» TASK BRIEF: Where a line in the listing contains the string "name", copy that line out.

» SUPPLIED DATA:
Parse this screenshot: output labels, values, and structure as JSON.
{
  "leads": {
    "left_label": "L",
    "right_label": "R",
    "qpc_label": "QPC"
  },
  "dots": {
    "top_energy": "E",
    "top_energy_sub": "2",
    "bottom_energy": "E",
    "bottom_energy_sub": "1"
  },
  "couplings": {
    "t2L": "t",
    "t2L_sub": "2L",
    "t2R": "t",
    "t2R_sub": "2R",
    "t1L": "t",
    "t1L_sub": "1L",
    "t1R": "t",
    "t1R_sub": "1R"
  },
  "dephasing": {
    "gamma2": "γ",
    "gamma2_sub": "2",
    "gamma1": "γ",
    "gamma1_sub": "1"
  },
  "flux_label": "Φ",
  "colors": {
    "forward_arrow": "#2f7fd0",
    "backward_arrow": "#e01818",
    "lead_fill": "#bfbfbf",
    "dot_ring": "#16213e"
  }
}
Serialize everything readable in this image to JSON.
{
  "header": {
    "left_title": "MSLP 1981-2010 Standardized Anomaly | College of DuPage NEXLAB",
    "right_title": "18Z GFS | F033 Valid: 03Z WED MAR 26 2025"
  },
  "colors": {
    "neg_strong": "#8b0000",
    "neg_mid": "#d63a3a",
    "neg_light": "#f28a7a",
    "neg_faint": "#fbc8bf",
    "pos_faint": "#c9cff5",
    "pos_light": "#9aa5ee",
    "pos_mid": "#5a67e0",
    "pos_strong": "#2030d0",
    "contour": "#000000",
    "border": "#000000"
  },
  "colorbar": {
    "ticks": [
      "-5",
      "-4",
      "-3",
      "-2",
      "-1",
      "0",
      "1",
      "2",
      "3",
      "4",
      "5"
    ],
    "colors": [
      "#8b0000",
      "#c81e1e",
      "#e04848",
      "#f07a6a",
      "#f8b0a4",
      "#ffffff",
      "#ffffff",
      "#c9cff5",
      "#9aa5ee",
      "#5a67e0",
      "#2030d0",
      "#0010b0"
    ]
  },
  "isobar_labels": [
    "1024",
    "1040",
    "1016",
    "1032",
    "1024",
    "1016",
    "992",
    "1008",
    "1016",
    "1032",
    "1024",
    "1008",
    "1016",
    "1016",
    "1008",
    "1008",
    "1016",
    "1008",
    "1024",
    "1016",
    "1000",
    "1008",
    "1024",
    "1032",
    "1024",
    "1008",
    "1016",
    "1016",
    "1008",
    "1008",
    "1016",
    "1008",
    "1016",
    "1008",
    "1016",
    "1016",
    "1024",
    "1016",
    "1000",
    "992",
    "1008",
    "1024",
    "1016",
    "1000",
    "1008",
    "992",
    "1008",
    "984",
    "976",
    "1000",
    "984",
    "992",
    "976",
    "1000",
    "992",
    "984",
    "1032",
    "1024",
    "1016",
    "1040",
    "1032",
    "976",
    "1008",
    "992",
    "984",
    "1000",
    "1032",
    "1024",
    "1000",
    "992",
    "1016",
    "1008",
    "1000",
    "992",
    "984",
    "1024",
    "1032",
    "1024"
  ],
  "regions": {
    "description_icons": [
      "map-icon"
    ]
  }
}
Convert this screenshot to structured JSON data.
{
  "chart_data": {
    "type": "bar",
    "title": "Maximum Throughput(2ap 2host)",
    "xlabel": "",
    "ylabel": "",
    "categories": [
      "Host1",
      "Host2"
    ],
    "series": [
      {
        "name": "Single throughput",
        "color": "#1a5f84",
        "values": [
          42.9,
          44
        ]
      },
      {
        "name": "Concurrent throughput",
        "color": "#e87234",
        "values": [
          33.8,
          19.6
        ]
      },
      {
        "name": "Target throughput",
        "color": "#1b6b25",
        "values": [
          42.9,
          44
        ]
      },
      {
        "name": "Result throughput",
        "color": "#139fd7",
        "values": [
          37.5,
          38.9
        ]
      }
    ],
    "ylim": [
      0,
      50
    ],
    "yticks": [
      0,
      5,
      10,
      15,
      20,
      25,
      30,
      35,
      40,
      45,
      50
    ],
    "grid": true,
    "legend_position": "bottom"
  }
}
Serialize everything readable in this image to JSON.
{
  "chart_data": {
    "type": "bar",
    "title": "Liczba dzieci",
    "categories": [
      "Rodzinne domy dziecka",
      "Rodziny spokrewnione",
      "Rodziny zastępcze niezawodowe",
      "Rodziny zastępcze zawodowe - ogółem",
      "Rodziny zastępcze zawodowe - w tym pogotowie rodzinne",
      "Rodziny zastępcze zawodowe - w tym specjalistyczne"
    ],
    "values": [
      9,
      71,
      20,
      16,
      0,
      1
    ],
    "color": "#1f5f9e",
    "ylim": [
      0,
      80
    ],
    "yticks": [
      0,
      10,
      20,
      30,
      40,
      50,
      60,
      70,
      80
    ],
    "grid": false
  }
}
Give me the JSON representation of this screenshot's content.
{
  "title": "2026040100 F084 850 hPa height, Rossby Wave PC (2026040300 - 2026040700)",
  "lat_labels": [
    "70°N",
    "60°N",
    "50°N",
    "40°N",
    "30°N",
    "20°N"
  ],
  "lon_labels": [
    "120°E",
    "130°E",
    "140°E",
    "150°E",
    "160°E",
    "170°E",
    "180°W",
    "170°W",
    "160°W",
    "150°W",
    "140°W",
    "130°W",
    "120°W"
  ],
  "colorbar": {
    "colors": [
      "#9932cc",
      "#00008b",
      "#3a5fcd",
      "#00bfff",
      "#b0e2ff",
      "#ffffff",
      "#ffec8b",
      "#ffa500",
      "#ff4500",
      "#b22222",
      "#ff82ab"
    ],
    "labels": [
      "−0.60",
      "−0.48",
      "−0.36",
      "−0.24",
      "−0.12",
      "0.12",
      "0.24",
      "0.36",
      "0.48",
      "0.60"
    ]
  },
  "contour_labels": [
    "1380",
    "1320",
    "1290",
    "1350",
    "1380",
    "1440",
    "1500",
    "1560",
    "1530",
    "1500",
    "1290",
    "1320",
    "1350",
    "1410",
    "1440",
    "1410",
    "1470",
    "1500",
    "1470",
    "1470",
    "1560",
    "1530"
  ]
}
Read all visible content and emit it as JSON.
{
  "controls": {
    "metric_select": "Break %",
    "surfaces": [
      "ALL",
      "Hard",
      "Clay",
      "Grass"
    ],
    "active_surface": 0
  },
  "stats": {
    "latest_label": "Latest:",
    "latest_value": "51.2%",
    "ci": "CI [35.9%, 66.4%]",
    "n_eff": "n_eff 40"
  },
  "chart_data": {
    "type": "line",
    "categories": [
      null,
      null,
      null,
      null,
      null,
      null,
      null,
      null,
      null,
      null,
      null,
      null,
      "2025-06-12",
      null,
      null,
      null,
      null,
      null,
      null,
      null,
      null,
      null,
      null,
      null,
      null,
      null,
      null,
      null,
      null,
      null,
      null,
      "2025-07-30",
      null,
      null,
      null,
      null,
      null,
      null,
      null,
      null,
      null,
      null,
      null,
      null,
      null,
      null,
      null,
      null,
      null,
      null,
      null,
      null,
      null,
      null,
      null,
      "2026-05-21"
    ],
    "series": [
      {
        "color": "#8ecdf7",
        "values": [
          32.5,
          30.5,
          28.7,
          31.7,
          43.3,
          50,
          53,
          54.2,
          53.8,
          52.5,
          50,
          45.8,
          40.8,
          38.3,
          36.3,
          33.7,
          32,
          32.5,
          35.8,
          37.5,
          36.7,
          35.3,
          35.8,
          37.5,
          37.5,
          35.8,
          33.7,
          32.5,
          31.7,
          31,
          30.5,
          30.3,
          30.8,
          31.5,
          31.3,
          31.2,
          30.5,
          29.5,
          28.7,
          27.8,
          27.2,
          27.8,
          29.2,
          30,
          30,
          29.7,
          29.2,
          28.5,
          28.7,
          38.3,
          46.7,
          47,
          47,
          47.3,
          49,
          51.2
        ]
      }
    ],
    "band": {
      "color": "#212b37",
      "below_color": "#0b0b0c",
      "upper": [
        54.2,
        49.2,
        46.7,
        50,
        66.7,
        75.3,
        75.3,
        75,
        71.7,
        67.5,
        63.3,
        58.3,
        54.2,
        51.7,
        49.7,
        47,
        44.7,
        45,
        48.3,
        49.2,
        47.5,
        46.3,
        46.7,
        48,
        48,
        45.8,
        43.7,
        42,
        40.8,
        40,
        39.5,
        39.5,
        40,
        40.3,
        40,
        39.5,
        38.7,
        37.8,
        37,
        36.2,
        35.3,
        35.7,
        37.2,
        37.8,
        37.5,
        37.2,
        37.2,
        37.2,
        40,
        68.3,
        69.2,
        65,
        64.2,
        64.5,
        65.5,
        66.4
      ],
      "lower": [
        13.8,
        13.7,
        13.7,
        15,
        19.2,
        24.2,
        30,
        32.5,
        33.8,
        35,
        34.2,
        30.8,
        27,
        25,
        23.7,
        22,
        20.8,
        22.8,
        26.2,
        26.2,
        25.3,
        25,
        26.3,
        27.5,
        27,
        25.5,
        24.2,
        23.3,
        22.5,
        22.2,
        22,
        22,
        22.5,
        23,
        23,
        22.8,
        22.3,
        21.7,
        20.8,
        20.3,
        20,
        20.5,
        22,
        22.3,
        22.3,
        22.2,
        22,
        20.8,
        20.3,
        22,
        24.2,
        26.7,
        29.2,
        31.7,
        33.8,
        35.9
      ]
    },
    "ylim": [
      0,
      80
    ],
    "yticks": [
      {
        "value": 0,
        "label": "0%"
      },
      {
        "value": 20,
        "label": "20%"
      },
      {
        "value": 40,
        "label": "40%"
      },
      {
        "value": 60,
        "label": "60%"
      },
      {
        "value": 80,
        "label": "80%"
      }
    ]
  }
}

» WRITTEN ANSWER:
        "name": "Single throughput",
        "name": "Concurrent throughput",
        "name": "Target throughput",
        "name": "Result throughput",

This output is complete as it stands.